Extracted data —
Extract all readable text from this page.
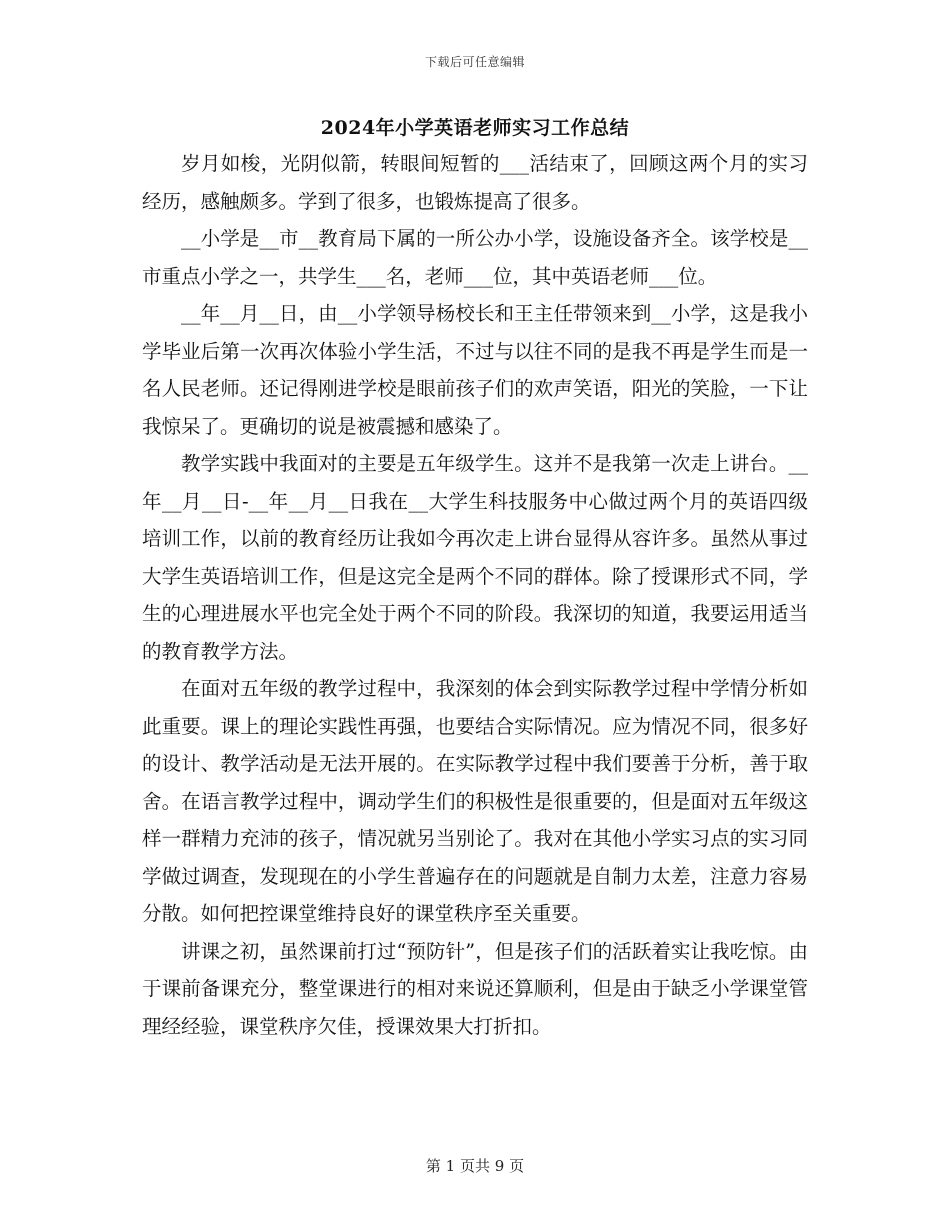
下载后可任意编辑
2024年小学英语老师实习工作总结

岁月如梭，光阴似箭，转眼间短暂的___活结束了，回顾这两个月的实习经历，感触颇多。学到了很多，也锻炼提高了很多。

__小学是__市__教育局下属的一所公办小学，设施设备齐全。该学校是__市重点小学之一，共学生___名，老师___位，其中英语老师___位。

__年__月__日，由__小学领导杨校长和王主任带领来到__小学，这是我小学毕业后第一次再次体验小学生活，不过与以往不同的是我不再是学生而是一名人民老师。还记得刚进学校是眼前孩子们的欢声笑语，阳光的笑脸，一下让我惊呆了。更确切的说是被震撼和感染了。

教学实践中我面对的主要是五年级学生。这并不是我第一次走上讲台。__年__月__日-__年__月__日我在__大学生科技服务中心做过两个月的英语四级培训工作，以前的教育经历让我如今再次走上讲台显得从容许多。虽然从事过大学生英语培训工作，但是这完全是两个不同的群体。除了授课形式不同，学生的心理进展水平也完全处于两个不同的阶段。我深切的知道，我要运用适当的教育教学方法。

在面对五年级的教学过程中，我深刻的体会到实际教学过程中学情分析如此重要。课上的理论实践性再强，也要结合实际情况。应为情况不同，很多好的设计、教学活动是无法开展的。在实际教学过程中我们要善于分析，善于取舍。在语言教学过程中，调动学生们的积极性是很重要的，但是面对五年级这样一群精力充沛的孩子，情况就另当别论了。我对在其他小学实习点的实习同学做过调查，发现现在的小学生普遍存在的问题就是自制力太差，注意力容易分散。如何把控课堂维持良好的课堂秩序至关重要。

讲课之初，虽然课前打过“预防针”，但是孩子们的活跃着实让我吃惊。由于课前备课充分，整堂课进行的相对来说还算顺利，但是由于缺乏小学课堂管理经经验，课堂秩序欠佳，授课效果大打折扣。

第 1 页共 9 页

Work to be completed —
Quote the listing above in full, except for the pictures.

The response —
Extract all readable text from this page.
下载后可任意编辑
2024年小学英语老师实习工作总结

岁月如梭，光阴似箭，转眼间短暂的___活结束了，回顾这两个月的实习经历，感触颇多。学到了很多，也锻炼提高了很多。

__小学是__市__教育局下属的一所公办小学，设施设备齐全。该学校是__市重点小学之一，共学生___名，老师___位，其中英语老师___位。

__年__月__日，由__小学领导杨校长和王主任带领来到__小学，这是我小学毕业后第一次再次体验小学生活，不过与以往不同的是我不再是学生而是一名人民老师。还记得刚进学校是眼前孩子们的欢声笑语，阳光的笑脸，一下让我惊呆了。更确切的说是被震撼和感染了。

教学实践中我面对的主要是五年级学生。这并不是我第一次走上讲台。__年__月__日-__年__月__日我在__大学生科技服务中心做过两个月的英语四级培训工作，以前的教育经历让我如今再次走上讲台显得从容许多。虽然从事过大学生英语培训工作，但是这完全是两个不同的群体。除了授课形式不同，学生的心理进展水平也完全处于两个不同的阶段。我深切的知道，我要运用适当的教育教学方法。

在面对五年级的教学过程中，我深刻的体会到实际教学过程中学情分析如此重要。课上的理论实践性再强，也要结合实际情况。应为情况不同，很多好的设计、教学活动是无法开展的。在实际教学过程中我们要善于分析，善于取舍。在语言教学过程中，调动学生们的积极性是很重要的，但是面对五年级这样一群精力充沛的孩子，情况就另当别论了。我对在其他小学实习点的实习同学做过调查，发现现在的小学生普遍存在的问题就是自制力太差，注意力容易分散。如何把控课堂维持良好的课堂秩序至关重要。

讲课之初，虽然课前打过“预防针”，但是孩子们的活跃着实让我吃惊。由于课前备课充分，整堂课进行的相对来说还算顺利，但是由于缺乏小学课堂管理经经验，课堂秩序欠佳，授课效果大打折扣。

第 1 页共 9 页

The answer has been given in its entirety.